→ **JOB**: Retype precisely the section of the data that starts at the line containing "Enumerate this screenshot's" and runs to its final line, ends included.

+---+

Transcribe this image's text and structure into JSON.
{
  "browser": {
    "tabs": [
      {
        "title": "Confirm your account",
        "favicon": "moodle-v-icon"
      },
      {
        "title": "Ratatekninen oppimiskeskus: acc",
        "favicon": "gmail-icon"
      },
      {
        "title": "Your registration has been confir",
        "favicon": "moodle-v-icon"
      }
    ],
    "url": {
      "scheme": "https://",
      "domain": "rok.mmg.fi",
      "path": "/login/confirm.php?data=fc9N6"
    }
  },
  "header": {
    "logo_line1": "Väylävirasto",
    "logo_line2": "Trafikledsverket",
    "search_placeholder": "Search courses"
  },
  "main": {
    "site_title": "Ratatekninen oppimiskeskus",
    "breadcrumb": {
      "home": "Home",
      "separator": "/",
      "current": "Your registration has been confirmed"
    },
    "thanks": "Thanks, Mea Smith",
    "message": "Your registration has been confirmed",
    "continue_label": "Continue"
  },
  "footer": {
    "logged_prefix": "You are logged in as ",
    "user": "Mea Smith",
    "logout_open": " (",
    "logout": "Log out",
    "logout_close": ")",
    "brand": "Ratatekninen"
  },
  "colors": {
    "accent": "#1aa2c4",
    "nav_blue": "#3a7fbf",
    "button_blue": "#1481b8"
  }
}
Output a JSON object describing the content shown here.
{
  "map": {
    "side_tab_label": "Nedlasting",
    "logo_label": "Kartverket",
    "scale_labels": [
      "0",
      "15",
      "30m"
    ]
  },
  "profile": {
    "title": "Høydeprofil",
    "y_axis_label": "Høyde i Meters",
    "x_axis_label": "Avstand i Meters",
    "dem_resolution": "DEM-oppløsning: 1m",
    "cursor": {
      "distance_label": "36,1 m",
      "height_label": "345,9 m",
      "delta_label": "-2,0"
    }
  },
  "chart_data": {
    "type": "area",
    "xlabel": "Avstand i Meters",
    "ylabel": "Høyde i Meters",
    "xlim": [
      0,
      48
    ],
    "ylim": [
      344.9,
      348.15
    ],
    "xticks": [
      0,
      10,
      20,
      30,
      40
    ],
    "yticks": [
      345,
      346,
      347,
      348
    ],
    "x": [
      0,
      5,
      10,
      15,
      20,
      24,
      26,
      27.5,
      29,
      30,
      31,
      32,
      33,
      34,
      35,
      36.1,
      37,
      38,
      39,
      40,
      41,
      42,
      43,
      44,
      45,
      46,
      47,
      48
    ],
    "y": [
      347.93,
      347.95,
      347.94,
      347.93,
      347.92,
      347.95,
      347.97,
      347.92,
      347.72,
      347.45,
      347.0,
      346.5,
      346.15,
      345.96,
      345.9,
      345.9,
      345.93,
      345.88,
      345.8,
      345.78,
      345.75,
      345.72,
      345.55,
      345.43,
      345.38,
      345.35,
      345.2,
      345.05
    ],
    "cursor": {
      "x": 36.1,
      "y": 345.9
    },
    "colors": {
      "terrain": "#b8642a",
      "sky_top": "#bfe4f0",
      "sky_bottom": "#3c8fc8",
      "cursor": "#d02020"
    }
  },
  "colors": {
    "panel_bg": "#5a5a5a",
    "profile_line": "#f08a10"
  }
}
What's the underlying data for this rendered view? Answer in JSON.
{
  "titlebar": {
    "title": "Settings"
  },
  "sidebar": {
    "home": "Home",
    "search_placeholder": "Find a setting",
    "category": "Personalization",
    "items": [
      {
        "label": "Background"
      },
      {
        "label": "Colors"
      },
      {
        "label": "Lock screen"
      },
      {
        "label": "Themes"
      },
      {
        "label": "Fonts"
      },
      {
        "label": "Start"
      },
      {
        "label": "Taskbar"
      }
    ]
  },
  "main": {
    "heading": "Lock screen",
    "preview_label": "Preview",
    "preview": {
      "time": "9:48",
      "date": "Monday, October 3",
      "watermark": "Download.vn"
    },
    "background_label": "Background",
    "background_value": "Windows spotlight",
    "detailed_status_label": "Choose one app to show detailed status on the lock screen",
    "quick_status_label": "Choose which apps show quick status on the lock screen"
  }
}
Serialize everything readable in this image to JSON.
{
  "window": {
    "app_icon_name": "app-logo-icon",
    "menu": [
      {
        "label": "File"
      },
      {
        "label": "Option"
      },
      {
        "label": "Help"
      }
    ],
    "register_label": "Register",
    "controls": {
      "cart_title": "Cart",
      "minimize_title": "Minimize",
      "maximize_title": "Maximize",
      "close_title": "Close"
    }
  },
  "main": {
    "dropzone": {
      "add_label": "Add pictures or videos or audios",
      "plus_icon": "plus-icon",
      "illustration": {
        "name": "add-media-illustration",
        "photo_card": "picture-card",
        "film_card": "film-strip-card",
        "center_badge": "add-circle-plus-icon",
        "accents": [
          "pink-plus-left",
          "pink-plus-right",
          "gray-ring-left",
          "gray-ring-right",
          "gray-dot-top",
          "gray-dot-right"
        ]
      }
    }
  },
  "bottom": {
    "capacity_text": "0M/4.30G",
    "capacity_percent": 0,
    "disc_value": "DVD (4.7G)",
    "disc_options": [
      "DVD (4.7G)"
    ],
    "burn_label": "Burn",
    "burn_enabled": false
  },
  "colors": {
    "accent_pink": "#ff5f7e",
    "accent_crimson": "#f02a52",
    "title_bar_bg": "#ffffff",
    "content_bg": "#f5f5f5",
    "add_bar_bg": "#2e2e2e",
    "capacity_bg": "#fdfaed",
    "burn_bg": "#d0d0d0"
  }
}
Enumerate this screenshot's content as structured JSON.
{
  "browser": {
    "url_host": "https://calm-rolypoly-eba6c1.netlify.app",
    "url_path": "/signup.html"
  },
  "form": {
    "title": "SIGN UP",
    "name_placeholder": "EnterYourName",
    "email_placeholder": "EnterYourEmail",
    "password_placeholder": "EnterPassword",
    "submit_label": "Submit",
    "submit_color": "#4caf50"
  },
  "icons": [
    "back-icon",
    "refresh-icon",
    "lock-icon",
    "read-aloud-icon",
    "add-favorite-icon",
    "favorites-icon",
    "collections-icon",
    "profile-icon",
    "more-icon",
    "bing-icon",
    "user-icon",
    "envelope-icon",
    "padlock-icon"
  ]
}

+---+

→ **WORKED SOLUTION**:
Enumerate this screenshot's content as structured JSON.
{
  "browser": {
    "url_host": "https://calm-rolypoly-eba6c1.netlify.app",
    "url_path": "/signup.html"
  },
  "form": {
    "title": "SIGN UP",
    "name_placeholder": "EnterYourName",
    "email_placeholder": "EnterYourEmail",
    "password_placeholder": "EnterPassword",
    "submit_label": "Submit",
    "submit_color": "#4caf50"
  },
  "icons": [
    "back-icon",
    "refresh-icon",
    "lock-icon",
    "read-aloud-icon",
    "add-favorite-icon",
    "favorites-icon",
    "collections-icon",
    "profile-icon",
    "more-icon",
    "bing-icon",
    "user-icon",
    "envelope-icon",
    "padlock-icon"
  ]
}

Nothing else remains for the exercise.